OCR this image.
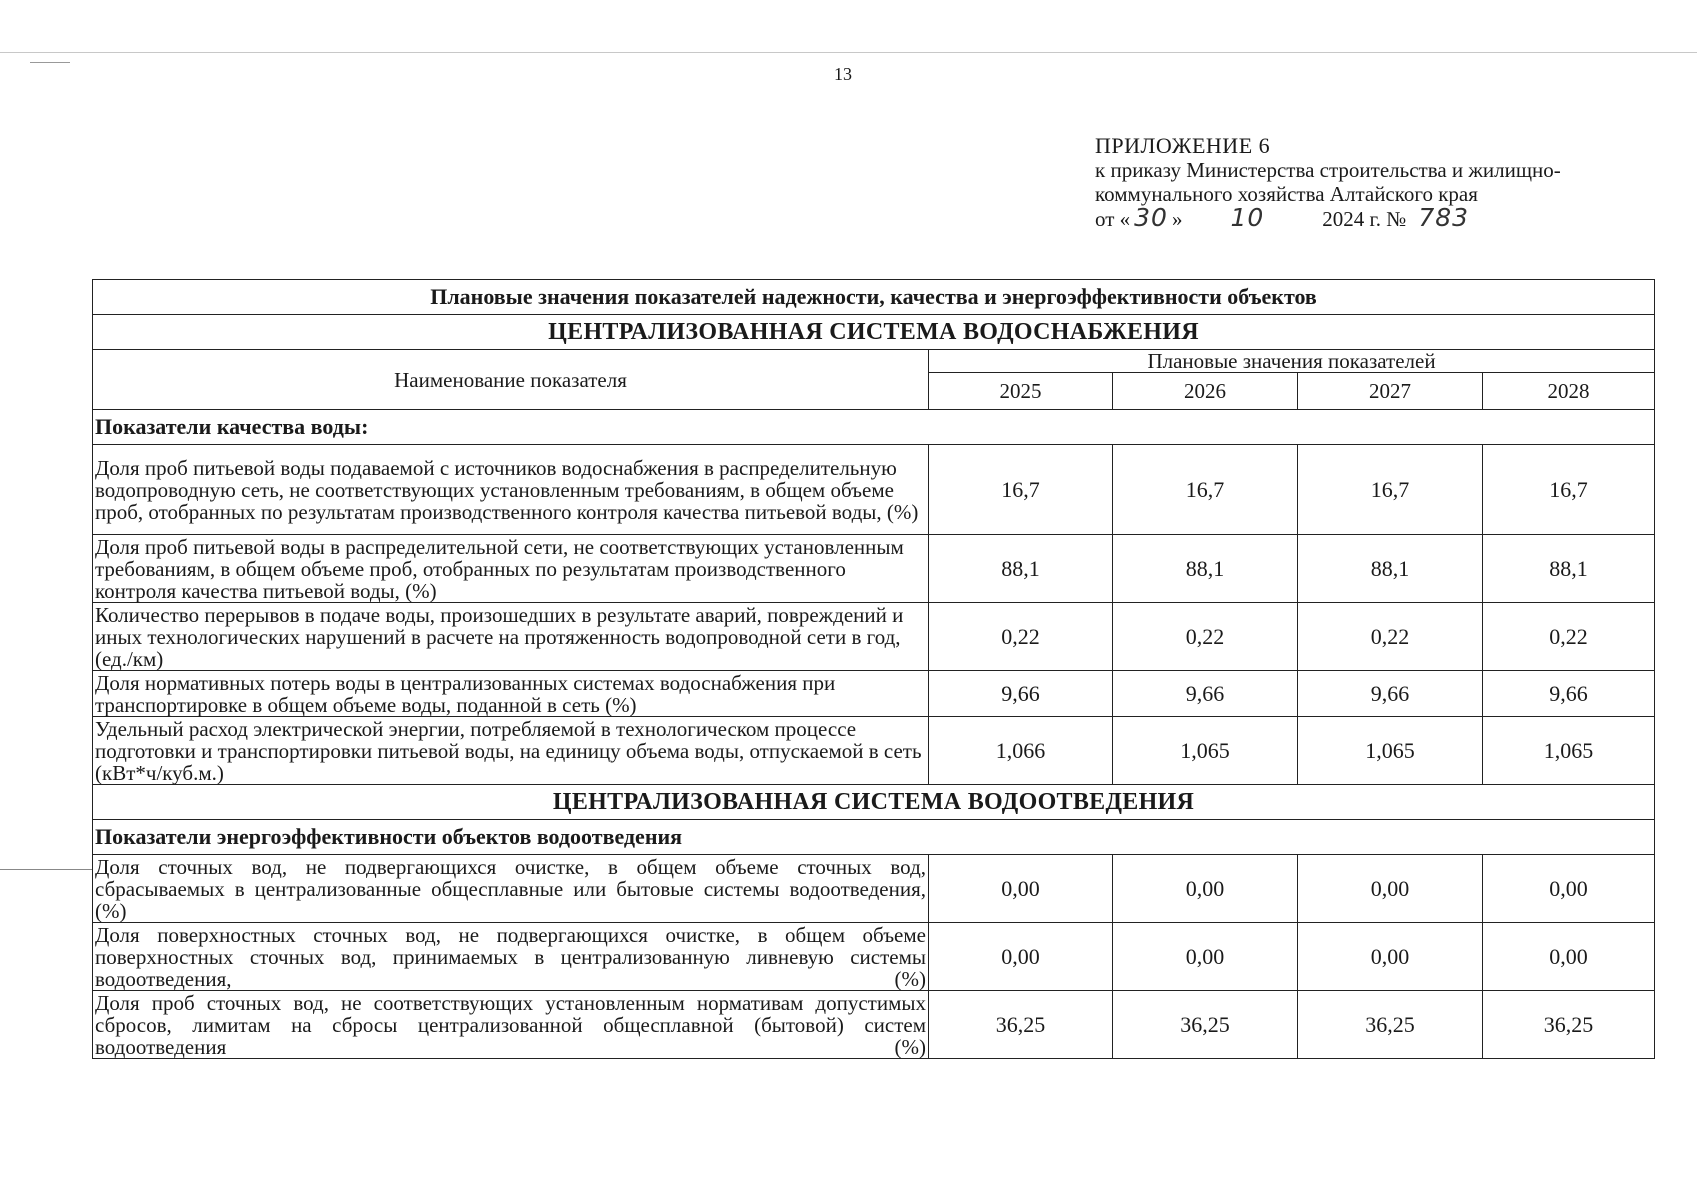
13
ПРИЛОЖЕНИЕ 6
к приказу Министерства строительства и жилищно-
коммунального хозяйства Алтайского края
от « 30 » 10	2024 г. № 783
Плановые значения показателей надежности, качества и энергоэффективности объектов				
ЦЕНТРАЛИЗОВАННАЯ СИСТЕМА ВОДОСНАБЖЕНИЯ				
Наименование показателя	Плановые значения показателей			
	2025	2026	2027	2028
Показатели качества воды:				
Доля проб питьевой воды подаваемой с источников водоснабжения в распределительную водопроводную сеть, не соответствующих установленным требованиям, в общем объеме проб, отобранных по результатам производственного контроля качества питьевой воды, (%)	16,7	16,7	16,7	16,7
Доля проб питьевой воды в распределительной сети, не соответствующих установленным требованиям, в общем объеме проб, отобранных по результатам производственного контроля качества питьевой воды, (%)	88,1	88,1	88,1	88,1
Количество перерывов в подаче воды, произошедших в результате аварий, повреждений и иных технологических нарушений в расчете на протяженность водопроводной сети в год, (ед./км)	0,22	0,22	0,22	0,22
Доля нормативных потерь воды в централизованных системах водоснабжения при транспортировке в общем объеме воды, поданной в сеть (%)	9,66	9,66	9,66	9,66
Удельный расход электрической энергии, потребляемой в технологическом процессе подготовки и транспортировки питьевой воды, на единицу объема воды, отпускаемой в сеть (кВт*ч/куб.м.)	1,066	1,065	1,065	1,065
ЦЕНТРАЛИЗОВАННАЯ СИСТЕМА ВОДООТВЕДЕНИЯ				
Показатели энергоэффективности объектов водоотведения				
Доля сточных вод, не подвергающихся очистке, в общем объеме сточных вод, сбрасываемых в централизованные общесплавные или бытовые системы водоотведения, (%)	0,00	0,00	0,00	0,00
Доля поверхностных сточных вод, не подвергающихся очистке, в общем объеме поверхностных сточных вод, принимаемых в централизованную ливневую системы водоотведения, (%)	0,00	0,00	0,00	0,00
Доля проб сточных вод, не соответствующих установленным нормативам допустимых сбросов, лимитам на сбросы централизованной общесплавной (бытовой) систем водоотведения (%)	36,25	36,25	36,25	36,25
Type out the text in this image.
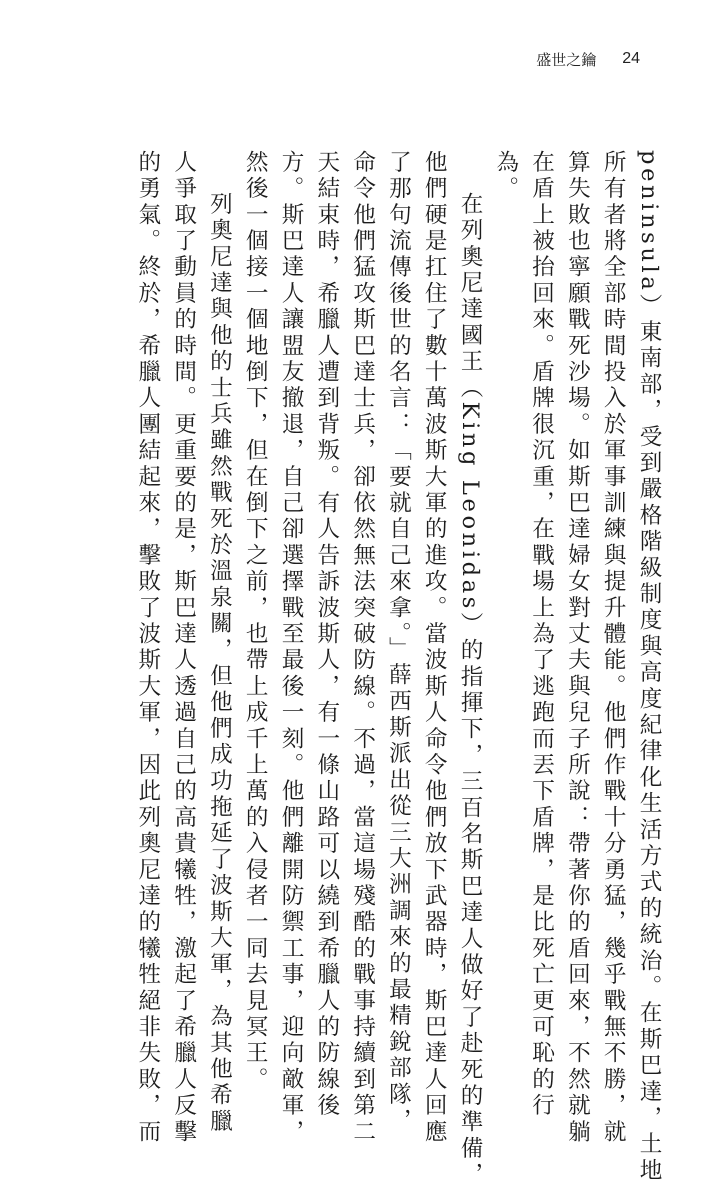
盛世之鑰 24
peninsula）東南部，受到嚴格階級制度與高度紀律化生活方式的統治。在斯巴達，土地
所有者將全部時間投入於軍事訓練與提升體能。他們作戰十分勇猛，幾乎戰無不勝，就
算失敗也寧願戰死沙場。如斯巴達婦女對丈夫與兒子所說：帶著你的盾回來，不然就躺
在盾上被抬回來。盾牌很沉重，在戰場上為了逃跑而丟下盾牌，是比死亡更可恥的行
為。
在列奧尼達國王（King Leonidas）的指揮下，三百名斯巴達人做好了赴死的準備，
他們硬是扛住了數十萬波斯大軍的進攻。當波斯人命令他們放下武器時，斯巴達人回應
了那句流傳後世的名言：「要就自己來拿。」薛西斯派出從三大洲調來的最精銳部隊，
命令他們猛攻斯巴達士兵，卻依然無法突破防線。不過，當這場殘酷的戰事持續到第二
天結束時，希臘人遭到背叛。有人告訴波斯人，有一條山路可以繞到希臘人的防線後
方。斯巴達人讓盟友撤退，自己卻選擇戰至最後一刻。他們離開防禦工事，迎向敵軍，
然後一個接一個地倒下，但在倒下之前，也帶上成千上萬的入侵者一同去見冥王。
列奧尼達與他的士兵雖然戰死於溫泉關，但他們成功拖延了波斯大軍，為其他希臘
人爭取了動員的時間。更重要的是，斯巴達人透過自己的高貴犧牲，激起了希臘人反擊
的勇氣。終於，希臘人團結起來，擊敗了波斯大軍，因此列奧尼達的犧牲絕非失敗，而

- **Exercise requirements**
Using the listing above, pull out all lines that hold the word "результатам".

- **Result of the task**
Доля проб питьевой воды подаваемой с источников водоснабжения в распределительную водопроводную сеть, не соответствующих установленным требованиям, в общем объеме проб, отобранных по результатам производственного контроля качества питьевой воды, (%)	16,7	16,7	16,7	16,7
Доля проб питьевой воды в распределительной сети, не соответствующих установленным требованиям, в общем объеме проб, отобранных по результатам производственного контроля качества питьевой воды, (%)	88,1	88,1	88,1	88,1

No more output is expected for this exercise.